## Problem to solve
Go through the entries one line at a time, and gather every line that has the word "lợng".

··· Given data ···

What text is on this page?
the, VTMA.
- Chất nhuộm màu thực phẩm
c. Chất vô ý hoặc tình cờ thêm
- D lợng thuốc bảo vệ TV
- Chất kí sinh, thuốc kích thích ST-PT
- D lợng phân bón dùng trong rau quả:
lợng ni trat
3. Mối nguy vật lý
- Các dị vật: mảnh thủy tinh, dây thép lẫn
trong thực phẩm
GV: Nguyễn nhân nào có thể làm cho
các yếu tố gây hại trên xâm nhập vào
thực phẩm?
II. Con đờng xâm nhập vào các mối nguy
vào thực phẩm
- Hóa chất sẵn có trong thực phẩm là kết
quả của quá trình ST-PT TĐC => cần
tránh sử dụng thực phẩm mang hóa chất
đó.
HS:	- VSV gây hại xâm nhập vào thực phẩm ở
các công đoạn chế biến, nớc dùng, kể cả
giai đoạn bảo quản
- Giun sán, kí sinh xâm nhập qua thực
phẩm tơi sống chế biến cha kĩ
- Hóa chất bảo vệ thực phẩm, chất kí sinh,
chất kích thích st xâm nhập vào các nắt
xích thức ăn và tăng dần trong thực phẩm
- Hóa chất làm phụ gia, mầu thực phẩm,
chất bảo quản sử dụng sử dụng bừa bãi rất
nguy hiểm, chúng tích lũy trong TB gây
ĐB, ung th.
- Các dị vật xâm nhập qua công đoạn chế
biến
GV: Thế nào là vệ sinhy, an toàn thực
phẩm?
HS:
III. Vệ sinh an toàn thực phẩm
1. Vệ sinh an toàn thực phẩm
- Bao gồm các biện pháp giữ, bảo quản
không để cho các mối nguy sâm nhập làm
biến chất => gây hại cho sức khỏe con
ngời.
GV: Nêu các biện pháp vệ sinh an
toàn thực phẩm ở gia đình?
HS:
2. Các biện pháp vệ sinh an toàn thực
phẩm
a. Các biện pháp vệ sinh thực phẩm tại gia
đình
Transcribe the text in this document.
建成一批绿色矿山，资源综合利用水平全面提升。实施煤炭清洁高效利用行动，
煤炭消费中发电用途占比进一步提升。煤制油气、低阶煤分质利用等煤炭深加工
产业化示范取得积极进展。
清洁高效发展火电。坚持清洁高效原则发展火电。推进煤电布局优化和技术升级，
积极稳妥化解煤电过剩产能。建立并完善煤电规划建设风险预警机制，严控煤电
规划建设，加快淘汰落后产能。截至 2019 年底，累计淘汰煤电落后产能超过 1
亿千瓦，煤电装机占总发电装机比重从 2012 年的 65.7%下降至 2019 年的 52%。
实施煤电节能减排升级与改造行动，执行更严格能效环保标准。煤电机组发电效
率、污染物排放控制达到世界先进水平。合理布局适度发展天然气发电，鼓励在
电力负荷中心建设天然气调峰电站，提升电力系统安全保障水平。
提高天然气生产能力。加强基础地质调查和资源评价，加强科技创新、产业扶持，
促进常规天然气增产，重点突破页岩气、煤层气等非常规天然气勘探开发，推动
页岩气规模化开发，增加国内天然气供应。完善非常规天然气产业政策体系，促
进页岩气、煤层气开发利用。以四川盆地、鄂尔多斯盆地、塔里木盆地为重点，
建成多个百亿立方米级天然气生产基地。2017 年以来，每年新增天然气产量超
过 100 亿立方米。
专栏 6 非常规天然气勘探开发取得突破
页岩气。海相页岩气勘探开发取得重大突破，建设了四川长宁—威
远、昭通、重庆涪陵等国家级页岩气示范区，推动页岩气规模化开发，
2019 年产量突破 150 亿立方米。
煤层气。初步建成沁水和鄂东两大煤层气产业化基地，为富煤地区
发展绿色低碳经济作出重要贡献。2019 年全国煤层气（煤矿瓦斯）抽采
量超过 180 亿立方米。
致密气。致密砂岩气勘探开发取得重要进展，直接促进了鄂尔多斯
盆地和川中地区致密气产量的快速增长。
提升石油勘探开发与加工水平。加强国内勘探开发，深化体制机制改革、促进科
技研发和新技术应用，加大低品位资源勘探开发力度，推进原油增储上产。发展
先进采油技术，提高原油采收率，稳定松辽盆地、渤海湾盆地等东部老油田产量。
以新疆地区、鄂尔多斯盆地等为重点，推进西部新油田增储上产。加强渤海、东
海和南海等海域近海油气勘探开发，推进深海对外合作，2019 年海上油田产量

···

## Solution to this exercise
- D lợng thuốc bảo vệ TV
- D lợng phân bón dùng trong rau quả:
lợng ni trat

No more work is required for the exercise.